— start Data rows —

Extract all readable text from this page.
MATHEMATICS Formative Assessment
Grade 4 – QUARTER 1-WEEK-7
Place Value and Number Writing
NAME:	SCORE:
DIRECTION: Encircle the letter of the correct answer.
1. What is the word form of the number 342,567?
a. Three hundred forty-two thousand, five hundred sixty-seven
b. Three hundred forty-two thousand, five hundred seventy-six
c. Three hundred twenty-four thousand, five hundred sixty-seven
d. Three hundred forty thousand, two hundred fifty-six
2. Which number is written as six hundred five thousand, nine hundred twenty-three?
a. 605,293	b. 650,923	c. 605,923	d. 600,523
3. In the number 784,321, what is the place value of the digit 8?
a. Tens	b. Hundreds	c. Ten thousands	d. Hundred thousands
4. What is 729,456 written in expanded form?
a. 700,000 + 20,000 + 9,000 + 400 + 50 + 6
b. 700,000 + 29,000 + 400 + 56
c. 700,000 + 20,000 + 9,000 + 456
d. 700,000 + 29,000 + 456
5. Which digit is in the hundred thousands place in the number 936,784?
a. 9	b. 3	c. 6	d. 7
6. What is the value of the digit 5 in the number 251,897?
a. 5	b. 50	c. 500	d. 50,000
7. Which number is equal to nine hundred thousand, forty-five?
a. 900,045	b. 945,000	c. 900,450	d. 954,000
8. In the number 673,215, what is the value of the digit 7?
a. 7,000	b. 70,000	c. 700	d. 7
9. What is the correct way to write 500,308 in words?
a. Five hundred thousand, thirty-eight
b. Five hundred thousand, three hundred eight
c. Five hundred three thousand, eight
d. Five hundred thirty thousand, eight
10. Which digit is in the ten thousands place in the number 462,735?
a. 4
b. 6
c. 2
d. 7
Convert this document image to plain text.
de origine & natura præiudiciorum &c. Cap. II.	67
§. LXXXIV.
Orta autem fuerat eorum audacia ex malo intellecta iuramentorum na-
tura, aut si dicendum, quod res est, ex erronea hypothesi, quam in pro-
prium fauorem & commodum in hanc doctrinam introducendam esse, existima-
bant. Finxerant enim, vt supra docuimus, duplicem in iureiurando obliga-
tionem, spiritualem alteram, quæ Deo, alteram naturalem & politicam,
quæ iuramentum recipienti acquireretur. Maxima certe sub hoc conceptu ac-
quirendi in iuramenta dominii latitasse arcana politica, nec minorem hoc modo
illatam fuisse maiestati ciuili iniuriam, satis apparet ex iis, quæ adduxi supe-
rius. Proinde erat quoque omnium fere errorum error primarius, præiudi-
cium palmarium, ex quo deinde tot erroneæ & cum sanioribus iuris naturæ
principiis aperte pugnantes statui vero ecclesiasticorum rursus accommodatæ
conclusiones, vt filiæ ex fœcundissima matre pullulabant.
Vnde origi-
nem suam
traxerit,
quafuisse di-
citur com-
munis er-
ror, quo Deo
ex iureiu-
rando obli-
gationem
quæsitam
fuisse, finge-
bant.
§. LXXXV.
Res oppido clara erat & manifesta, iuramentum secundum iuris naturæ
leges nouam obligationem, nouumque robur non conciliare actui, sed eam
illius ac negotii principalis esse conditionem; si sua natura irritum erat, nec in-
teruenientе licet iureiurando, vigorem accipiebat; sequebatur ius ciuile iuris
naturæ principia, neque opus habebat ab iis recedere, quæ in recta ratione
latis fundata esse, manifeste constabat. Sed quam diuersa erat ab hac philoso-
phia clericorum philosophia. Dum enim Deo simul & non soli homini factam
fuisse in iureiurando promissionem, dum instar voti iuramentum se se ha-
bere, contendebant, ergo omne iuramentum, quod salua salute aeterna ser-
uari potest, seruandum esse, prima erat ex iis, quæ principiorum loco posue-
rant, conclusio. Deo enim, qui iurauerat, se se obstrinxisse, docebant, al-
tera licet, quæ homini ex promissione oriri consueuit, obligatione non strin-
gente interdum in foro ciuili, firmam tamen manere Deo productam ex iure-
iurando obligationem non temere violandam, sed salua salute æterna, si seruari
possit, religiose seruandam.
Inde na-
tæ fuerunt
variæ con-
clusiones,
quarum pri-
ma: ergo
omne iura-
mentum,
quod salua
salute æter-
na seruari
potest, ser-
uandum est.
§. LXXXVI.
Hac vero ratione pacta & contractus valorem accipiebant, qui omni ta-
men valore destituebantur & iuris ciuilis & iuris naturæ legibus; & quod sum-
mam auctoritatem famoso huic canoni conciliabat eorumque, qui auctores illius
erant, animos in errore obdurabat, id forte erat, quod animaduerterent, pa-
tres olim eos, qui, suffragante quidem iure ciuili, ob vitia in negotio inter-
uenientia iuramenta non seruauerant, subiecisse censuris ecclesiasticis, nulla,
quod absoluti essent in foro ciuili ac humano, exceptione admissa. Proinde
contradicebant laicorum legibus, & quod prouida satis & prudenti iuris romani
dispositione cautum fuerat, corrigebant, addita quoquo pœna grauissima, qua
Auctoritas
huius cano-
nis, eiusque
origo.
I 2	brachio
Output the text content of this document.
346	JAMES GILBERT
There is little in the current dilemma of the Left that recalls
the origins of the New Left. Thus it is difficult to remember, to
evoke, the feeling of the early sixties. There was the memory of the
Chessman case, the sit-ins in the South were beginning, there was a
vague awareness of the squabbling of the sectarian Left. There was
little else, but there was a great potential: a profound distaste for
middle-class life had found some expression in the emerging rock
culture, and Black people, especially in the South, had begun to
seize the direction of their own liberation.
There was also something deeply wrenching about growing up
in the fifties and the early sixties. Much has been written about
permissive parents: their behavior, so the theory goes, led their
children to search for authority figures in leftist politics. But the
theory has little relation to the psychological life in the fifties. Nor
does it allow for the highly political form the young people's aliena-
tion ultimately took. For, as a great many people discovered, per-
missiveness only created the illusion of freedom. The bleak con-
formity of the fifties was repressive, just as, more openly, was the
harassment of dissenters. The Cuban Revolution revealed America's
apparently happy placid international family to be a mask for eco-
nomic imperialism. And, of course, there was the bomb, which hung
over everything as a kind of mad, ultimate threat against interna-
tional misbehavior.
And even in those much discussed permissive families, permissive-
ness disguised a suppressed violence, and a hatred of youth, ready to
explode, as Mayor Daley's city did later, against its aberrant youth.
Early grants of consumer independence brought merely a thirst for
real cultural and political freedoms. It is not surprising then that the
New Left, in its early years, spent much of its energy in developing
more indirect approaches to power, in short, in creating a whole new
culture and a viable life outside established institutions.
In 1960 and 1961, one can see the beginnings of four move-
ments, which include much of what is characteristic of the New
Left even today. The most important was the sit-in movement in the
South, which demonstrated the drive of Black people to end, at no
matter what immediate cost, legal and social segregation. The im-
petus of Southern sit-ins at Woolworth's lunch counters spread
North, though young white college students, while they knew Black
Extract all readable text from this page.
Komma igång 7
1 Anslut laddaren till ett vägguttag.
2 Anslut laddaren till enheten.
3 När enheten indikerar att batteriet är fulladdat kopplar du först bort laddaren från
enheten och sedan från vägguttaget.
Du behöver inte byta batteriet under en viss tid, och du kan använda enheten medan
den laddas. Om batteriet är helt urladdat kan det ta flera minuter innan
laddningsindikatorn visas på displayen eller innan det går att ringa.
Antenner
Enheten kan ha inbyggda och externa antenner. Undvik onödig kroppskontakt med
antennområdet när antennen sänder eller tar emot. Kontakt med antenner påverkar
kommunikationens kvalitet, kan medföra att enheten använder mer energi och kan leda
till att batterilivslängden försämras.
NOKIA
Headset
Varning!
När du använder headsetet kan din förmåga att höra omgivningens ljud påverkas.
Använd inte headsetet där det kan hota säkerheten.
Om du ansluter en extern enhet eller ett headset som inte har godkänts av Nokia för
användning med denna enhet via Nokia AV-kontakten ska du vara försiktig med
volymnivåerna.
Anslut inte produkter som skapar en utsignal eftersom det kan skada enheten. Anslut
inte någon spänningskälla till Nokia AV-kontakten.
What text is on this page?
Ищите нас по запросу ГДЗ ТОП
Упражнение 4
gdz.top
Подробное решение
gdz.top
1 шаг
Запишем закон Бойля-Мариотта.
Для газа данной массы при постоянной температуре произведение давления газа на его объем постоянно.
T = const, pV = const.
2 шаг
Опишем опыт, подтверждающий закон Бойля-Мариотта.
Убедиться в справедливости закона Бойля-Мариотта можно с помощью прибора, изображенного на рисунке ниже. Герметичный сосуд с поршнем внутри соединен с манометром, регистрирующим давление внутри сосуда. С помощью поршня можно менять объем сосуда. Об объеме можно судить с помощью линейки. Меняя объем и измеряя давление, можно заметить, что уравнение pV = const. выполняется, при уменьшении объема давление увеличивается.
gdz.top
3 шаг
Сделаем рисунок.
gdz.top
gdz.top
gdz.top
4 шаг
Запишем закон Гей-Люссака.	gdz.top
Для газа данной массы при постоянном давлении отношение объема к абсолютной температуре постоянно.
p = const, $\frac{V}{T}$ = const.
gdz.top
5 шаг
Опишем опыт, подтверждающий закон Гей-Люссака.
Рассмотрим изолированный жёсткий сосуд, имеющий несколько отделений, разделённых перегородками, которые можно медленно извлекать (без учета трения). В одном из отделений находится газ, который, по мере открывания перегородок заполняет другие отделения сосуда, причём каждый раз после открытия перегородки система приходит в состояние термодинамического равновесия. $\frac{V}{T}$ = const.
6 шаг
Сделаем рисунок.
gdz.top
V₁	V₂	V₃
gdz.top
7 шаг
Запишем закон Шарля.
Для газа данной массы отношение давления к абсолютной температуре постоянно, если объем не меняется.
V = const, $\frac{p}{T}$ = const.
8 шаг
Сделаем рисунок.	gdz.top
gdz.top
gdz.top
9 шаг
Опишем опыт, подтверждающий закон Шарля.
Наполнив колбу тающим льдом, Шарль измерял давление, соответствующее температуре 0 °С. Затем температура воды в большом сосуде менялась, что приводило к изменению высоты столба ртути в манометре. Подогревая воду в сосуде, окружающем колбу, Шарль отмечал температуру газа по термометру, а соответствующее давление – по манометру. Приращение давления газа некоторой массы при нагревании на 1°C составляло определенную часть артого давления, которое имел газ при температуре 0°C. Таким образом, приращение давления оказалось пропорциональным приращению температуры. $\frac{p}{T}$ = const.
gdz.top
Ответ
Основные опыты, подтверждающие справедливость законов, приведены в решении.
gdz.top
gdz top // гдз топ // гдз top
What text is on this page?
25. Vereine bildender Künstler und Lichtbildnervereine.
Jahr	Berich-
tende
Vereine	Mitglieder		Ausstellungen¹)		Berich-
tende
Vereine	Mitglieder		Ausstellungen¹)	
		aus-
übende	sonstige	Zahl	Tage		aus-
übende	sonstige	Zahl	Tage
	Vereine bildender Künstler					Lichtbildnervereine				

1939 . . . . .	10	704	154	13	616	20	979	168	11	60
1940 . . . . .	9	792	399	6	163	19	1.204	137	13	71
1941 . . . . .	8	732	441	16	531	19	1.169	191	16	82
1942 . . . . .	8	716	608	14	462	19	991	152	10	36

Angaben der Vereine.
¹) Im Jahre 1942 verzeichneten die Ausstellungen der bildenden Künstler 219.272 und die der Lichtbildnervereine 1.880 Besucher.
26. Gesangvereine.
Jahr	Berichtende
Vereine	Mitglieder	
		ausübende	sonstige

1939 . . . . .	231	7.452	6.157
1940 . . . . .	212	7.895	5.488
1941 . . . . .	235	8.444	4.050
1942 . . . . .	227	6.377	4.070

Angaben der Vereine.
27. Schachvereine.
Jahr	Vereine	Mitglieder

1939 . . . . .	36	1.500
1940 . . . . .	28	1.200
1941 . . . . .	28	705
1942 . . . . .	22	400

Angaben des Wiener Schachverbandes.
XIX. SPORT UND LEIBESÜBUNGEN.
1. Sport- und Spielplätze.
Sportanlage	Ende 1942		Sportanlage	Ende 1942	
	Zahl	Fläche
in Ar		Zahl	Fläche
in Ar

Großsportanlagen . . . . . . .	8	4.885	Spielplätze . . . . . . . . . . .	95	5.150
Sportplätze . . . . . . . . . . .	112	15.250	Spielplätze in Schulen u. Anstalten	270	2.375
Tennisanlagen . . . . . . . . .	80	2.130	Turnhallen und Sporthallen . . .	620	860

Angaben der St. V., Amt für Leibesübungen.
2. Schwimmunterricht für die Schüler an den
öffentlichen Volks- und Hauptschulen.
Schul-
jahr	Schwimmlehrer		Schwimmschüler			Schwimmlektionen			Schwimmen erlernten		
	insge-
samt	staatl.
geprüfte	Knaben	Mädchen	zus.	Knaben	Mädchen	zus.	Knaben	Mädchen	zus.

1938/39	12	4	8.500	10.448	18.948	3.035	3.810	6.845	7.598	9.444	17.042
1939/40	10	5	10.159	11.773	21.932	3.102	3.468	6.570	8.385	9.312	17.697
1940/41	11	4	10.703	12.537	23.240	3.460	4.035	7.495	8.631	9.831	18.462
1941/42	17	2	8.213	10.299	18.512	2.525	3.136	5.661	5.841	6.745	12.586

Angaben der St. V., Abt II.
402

— end Data rows —

Scan the listing above for the word "Proinde" and copy every line that holds it.

rius. Proinde erat quoque omnium fere errorum error primarius, præiudi-
quod absoluti essent in foro ciuili ac humano, exceptione admissa. Proinde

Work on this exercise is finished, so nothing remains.